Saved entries
· · · · ·

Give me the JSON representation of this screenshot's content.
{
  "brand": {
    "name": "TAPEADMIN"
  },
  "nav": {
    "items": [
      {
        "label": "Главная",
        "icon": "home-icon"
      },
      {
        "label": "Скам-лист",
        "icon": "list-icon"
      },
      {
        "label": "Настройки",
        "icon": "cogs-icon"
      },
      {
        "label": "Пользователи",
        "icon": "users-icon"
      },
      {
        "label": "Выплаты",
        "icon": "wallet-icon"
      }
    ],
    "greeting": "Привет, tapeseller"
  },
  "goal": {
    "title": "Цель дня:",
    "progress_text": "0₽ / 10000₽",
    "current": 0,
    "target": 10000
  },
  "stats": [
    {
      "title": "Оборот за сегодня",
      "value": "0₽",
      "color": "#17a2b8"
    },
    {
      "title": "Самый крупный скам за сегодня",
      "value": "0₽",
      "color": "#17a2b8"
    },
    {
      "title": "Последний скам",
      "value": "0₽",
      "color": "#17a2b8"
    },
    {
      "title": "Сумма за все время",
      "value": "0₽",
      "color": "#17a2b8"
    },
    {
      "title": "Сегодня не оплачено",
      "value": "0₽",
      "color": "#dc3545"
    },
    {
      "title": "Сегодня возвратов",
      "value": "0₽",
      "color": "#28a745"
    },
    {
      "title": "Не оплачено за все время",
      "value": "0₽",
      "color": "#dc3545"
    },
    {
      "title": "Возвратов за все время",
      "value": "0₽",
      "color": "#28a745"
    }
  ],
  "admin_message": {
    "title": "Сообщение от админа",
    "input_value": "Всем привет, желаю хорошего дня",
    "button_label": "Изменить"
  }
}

· · · · ·

Stated task: Return the lines above exactly, keeping every word.

Output below:
Give me the JSON representation of this screenshot's content.
{
  "brand": {
    "name": "TAPEADMIN"
  },
  "nav": {
    "items": [
      {
        "label": "Главная",
        "icon": "home-icon"
      },
      {
        "label": "Скам-лист",
        "icon": "list-icon"
      },
      {
        "label": "Настройки",
        "icon": "cogs-icon"
      },
      {
        "label": "Пользователи",
        "icon": "users-icon"
      },
      {
        "label": "Выплаты",
        "icon": "wallet-icon"
      }
    ],
    "greeting": "Привет, tapeseller"
  },
  "goal": {
    "title": "Цель дня:",
    "progress_text": "0₽ / 10000₽",
    "current": 0,
    "target": 10000
  },
  "stats": [
    {
      "title": "Оборот за сегодня",
      "value": "0₽",
      "color": "#17a2b8"
    },
    {
      "title": "Самый крупный скам за сегодня",
      "value": "0₽",
      "color": "#17a2b8"
    },
    {
      "title": "Последний скам",
      "value": "0₽",
      "color": "#17a2b8"
    },
    {
      "title": "Сумма за все время",
      "value": "0₽",
      "color": "#17a2b8"
    },
    {
      "title": "Сегодня не оплачено",
      "value": "0₽",
      "color": "#dc3545"
    },
    {
      "title": "Сегодня возвратов",
      "value": "0₽",
      "color": "#28a745"
    },
    {
      "title": "Не оплачено за все время",
      "value": "0₽",
      "color": "#dc3545"
    },
    {
      "title": "Возвратов за все время",
      "value": "0₽",
      "color": "#28a745"
    }
  ],
  "admin_message": {
    "title": "Сообщение от админа",
    "input_value": "Всем привет, желаю хорошего дня",
    "button_label": "Изменить"
  }
}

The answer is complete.